Listed entries:
★ ★ ★ ★ ★ ★ ★
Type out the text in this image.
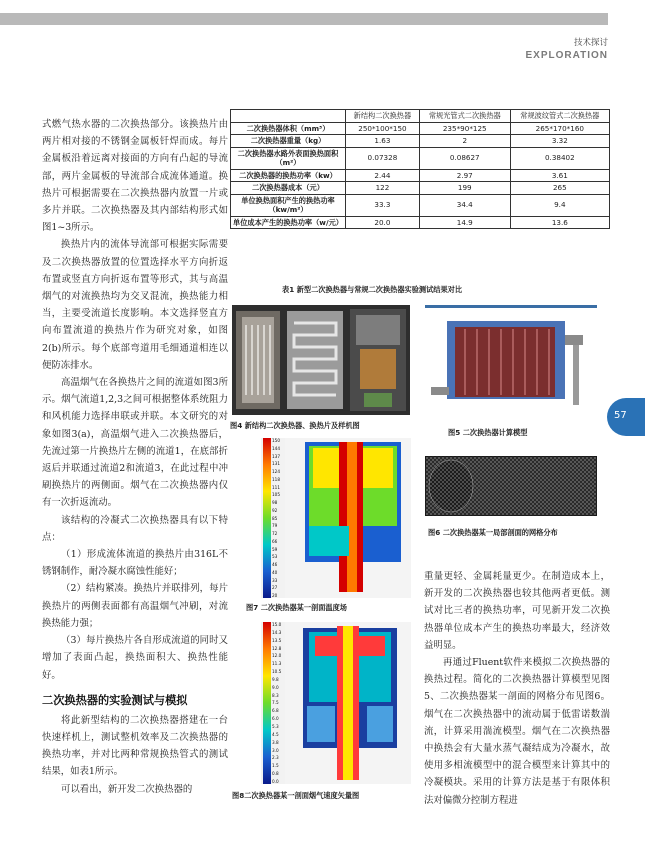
技术探讨
EXPLORATION

式燃气热水器的二次换热部分。该换热片由两片相对接的不锈钢金属板钎焊而成。每片金属板沿着远离对接面的方向有凸起的导流部，两片金属板的导流部合成流体通道。换热片可根据需要在二次换热器内放置一片或多片并联。二次换热器及其内部结构形式如图1~3所示。

换热片内的流体导流部可根据实际需要及二次换热器放置的位置选择水平方向折返布置或竖直方向折返布置等形式，其与高温烟气的对流换热均为交叉混流，换热能力相当，主要受流道长度影响。本文选择竖直方向布置流道的换热片作为研究对象，如图2(b)所示。每个底部弯道用毛细通道相连以便防冻排水。

高温烟气在各换热片之间的流道如图3所示。烟气流道1,2,3之间可根据整体系统阻力和风机能力选择串联或并联。本文研究的对象如图3(a)，高温烟气进入二次换热器后，先流过第一片换热片左侧的流道1，在底部折返后并联通过流道2和流道3，在此过程中冲刷换热片的两侧面。烟气在二次换热器内仅有一次折返流动。

该结构的冷凝式二次换热器具有以下特点：

（1）形成流体流道的换热片由316L不锈钢制作，耐冷凝水腐蚀性能好；

（2）结构紧凑。换热片并联排列，每片换热片的两侧表面都有高温烟气冲刷，对流换热能力强；

（3）每片换热片各自形成流道的同时又增加了表面凸起，换热面积大、换热性能好。

二次换热器的实验测试与模拟

将此新型结构的二次换热器搭建在一台快速样机上，测试整机效率及二次换热器的换热功率，并对比两种常规换热管式的测试结果，如表1所示。

可以看出，新开发二次换热器的

	新结构二次换热器	常规光管式二次换热器	常规波纹管式二次换热器
二次换热器体积（mm³）	250*100*150	235*90*125	265*170*160
二次换热器重量（kg）	1.63	2	3.32
二次换热器水路外表面换热面积（m²）	0.07328	0.08627	0.38402
二次换热器的换热功率（kw）	2.44	2.97	3.61
二次换热器成本（元）	122	199	265
单位换热面积产生的换热功率（kw/m²）	33.3	34.4	9.4
单位成本产生的换热功率（w/元）	20.0	14.9	13.6
表1 新型二次换热器与常规二次换热器实验测试结果对比
图4 新结构二次换热器、换热片及样机图
图5 二次换热器计算模型
图6 二次换热器某一局部剖面的网格分布
150
144
137
131
124
118
111
105
98
92
85
79
72
66
59
53
46
40
33
27
20
图7 二次换热器某一剖面温度场
15.0
14.3
13.5
12.8
12.0
11.3
10.5
9.8
9.0
8.3
7.5
6.8
6.0
5.3
4.5
3.8
3.0
2.3
1.5
0.8
0.0
图8二次换热器某一剖面烟气速度矢量图

重量更轻、金属耗量更少。在制造成本上，新开发的二次换热器也较其他两者更低。测试对比三者的换热功率，可见新开发二次换热器单位成本产生的换热功率最大，经济效益明显。

再通过Fluent软件来模拟二次换热器的换热过程。简化的二次换热器计算模型见图5、二次换热器某一剖面的网格分布见图6。烟气在二次换热器中的流动属于低雷诺数湍流，计算采用湍流模型。烟气在二次换热器中换热会有大量水蒸气凝结成为冷凝水，故使用多相流模型中的混合模型来计算其中的冷凝模块。采用的计算方法是基于有限体积法对偏微分控制方程进

57
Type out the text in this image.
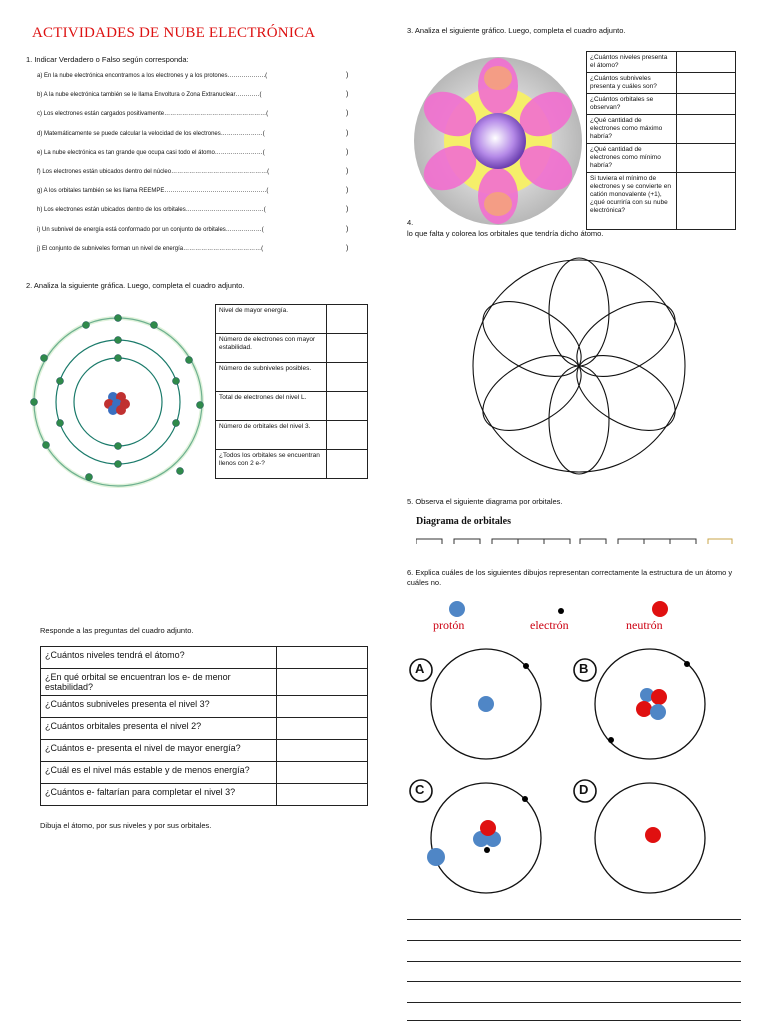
ACTIVIDADES DE NUBE ELECTRÓNICA
1. Indicar Verdadero o Falso según corresponda:
a) En la nube electrónica encontramos a los electrones y a los protones……………….(	)
b) A la nube electrónica también se le llama Envoltura o Zona Extranuclear…………(	)
c) Los electrones están cargados positivamente……………………………………………(	)
d) Matemáticamente se puede calcular la velocidad de los electrones…………………(	)
e) La nube electrónica es tan grande que ocupa casi todo el átomo……………………(	)
f) Los electrones están ubicados dentro del núcleo…………………………………………(	)
g) A los orbitales también se les llama REEMPE……………………………………………(	)
h) Los electrones están ubicados dentro de los orbitales…………………………………(	)
i) Un subnivel de energía está conformado por un conjunto de orbitales………………(	)
j) El conjunto de subniveles forman un nivel de energía…………………………………(	)
2. Analiza la siguiente gráfica. Luego, completa el cuadro adjunto.
Nivel de mayor energía.	
Número de electrones con mayor estabilidad.	
Número de subniveles posibles.	
Total de electrones del nivel L.	
Número de orbitales del nivel 3.	
¿Todos los orbitales se encuentran llenos con 2 e-?	
3. Analiza el siguiente gráfico. Luego, completa el cuadro adjunto.
¿Cuántos niveles presenta el átomo?	
¿Cuántos subniveles presenta y cuáles son?	
¿Cuántos orbitales se observan?	
¿Qué cantidad de electrones como máximo habría?	
¿Qué cantidad de electrones como mínimo habría?	
Si tuviera el mínimo de electrones y se convierte en catión monovalente (+1), ¿qué ocurriría con su nube electrónica?	
4.
lo que falta y colorea los orbitales que tendría dicho átomo.
5. Observa el siguiente diagrama por orbitales.
Diagrama de orbitales
6. Explica cuáles de los siguientes dibujos representan correctamente la estructura de un átomo y cuáles no.
protón	electrón	neutrón
A	B
C	D
Responde a las preguntas del cuadro adjunto.
¿Cuántos niveles tendrá el átomo?	
¿En qué orbital se encuentran los e- de menor estabilidad?	
¿Cuántos subniveles presenta el nivel 3?	
¿Cuántos orbitales presenta el nivel 2?	
¿Cuántos e- presenta el nivel de mayor energía?	
¿Cuál es el nivel más estable y de menos energía?	
¿Cuántos e- faltarían para completar el nivel 3?	
Dibuja el átomo, por sus niveles y por sus orbitales.
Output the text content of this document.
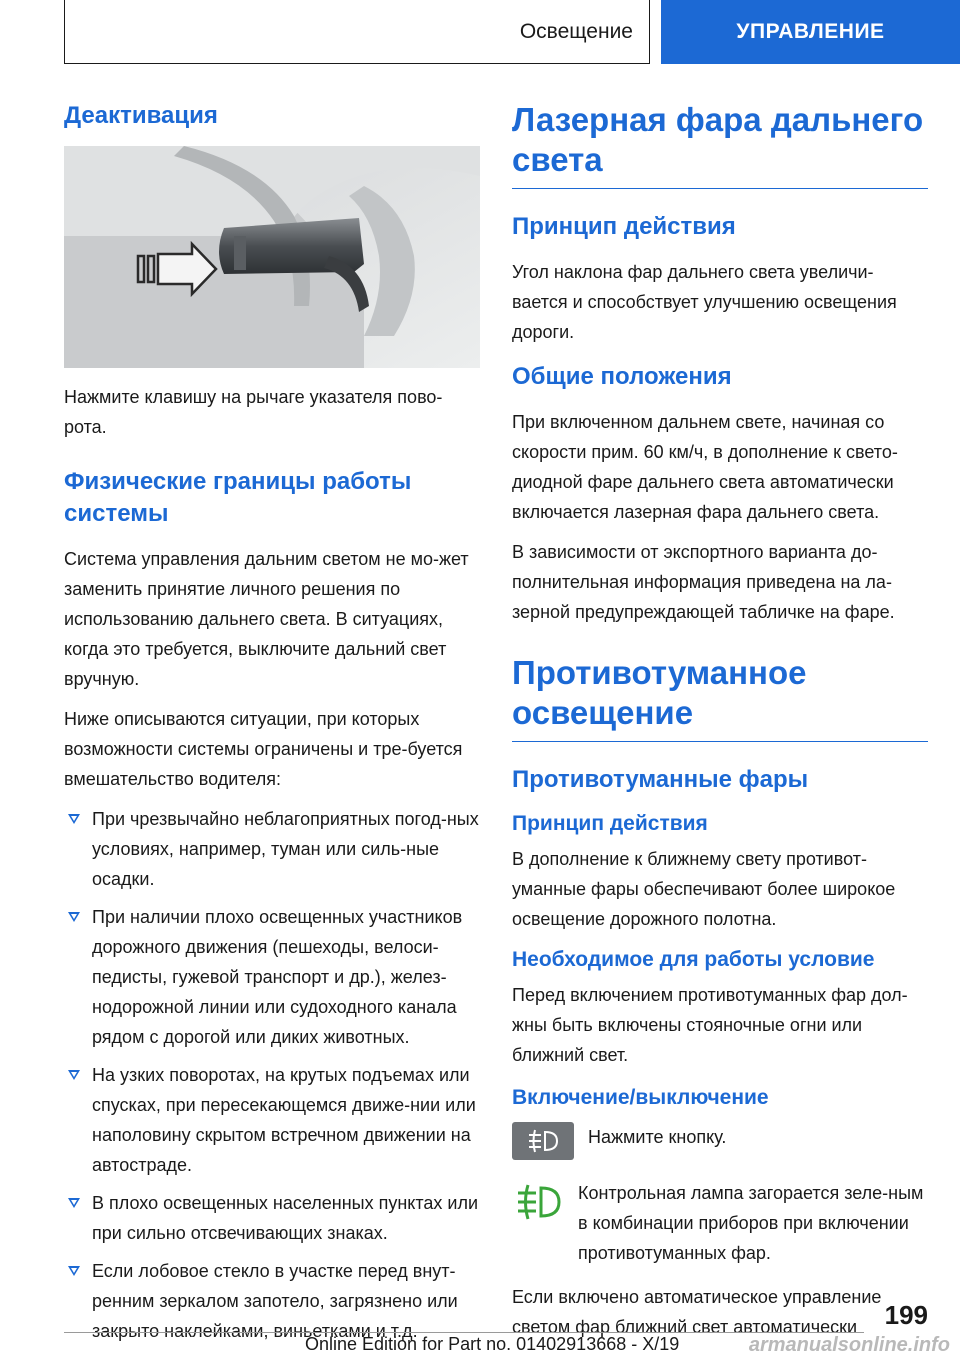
Освещение	УПРАВЛЕНИЕ
Деактивация

Нажмите клавишу на рычаге указателя пово-рота.

Физические границы работы системы

Система управления дальним светом не мо-жет заменить принятие личного решения по использованию дальнего света. В ситуациях, когда это требуется, выключите дальний свет вручную.

Ниже описываются ситуации, при которых возможности системы ограничены и тре-буется вмешательство водителя:

При чрезвычайно неблагоприятных погод-ных условиях, например, туман или силь-ные осадки.
При наличии плохо освещенных участников дорожного движения (пешеходы, велоси-педисты, гужевой транспорт и др.), желез-нодорожной линии или судоходного канала рядом с дорогой или диких животных.
На узких поворотах, на крутых подъемах или спусках, при пересекающемся движе-нии или наполовину скрытом встречном движении на автостраде.
В плохо освещенных населенных пунктах или при сильно отсвечивающих знаках.
Если лобовое стекло в участке перед внут-ренним зеркалом запотело, загрязнено или закрыто наклейками, виньетками и т.д.
Лазерная фара дальнего света
Принцип действия

Угол наклона фар дальнего света увеличи-вается и способствует улучшению освещения дороги.

Общие положения

При включенном дальнем свете, начиная со скорости прим. 60 км/ч, в дополнение к свето-диодной фаре дальнего света автоматически включается лазерная фара дальнего света.

В зависимости от экспортного варианта до-полнительная информация приведена на ла-зерной предупреждающей табличке на фаре.

Противотуманное освещение
Противотуманные фары
Принцип действия

В дополнение к ближнему свету противот-уманные фары обеспечивают более широкое освещение дорожного полотна.

Необходимое для работы условие

Перед включением противотуманных фар дол-жны быть включены стояночные огни или ближний свет.

Включение/выключение

Нажмите кнопку.

Контрольная лампа загорается зеле-ным в комбинации приборов при включении противотуманных фар.

Если включено автоматическое управление светом фар ближний свет автоматически	199
Online Edition for Part no. 01402913668 - X/19	armanualsonline.info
★ ★ ★ ★ ★ ★ ★
What is required: Collect the lines that hold "дальнего".

The completed task:
Система управления дальним светом не мо-жет заменить принятие личного решения по использованию дальнего света. В ситуациях, когда это требуется, выключите дальний свет вручную.
Лазерная фара дальнего света
Угол наклона фар дальнего света увеличи-вается и способствует улучшению освещения дороги.
При включенном дальнем свете, начиная со скорости прим. 60 км/ч, в дополнение к свето-диодной фаре дальнего света автоматически включается лазерная фара дальнего света.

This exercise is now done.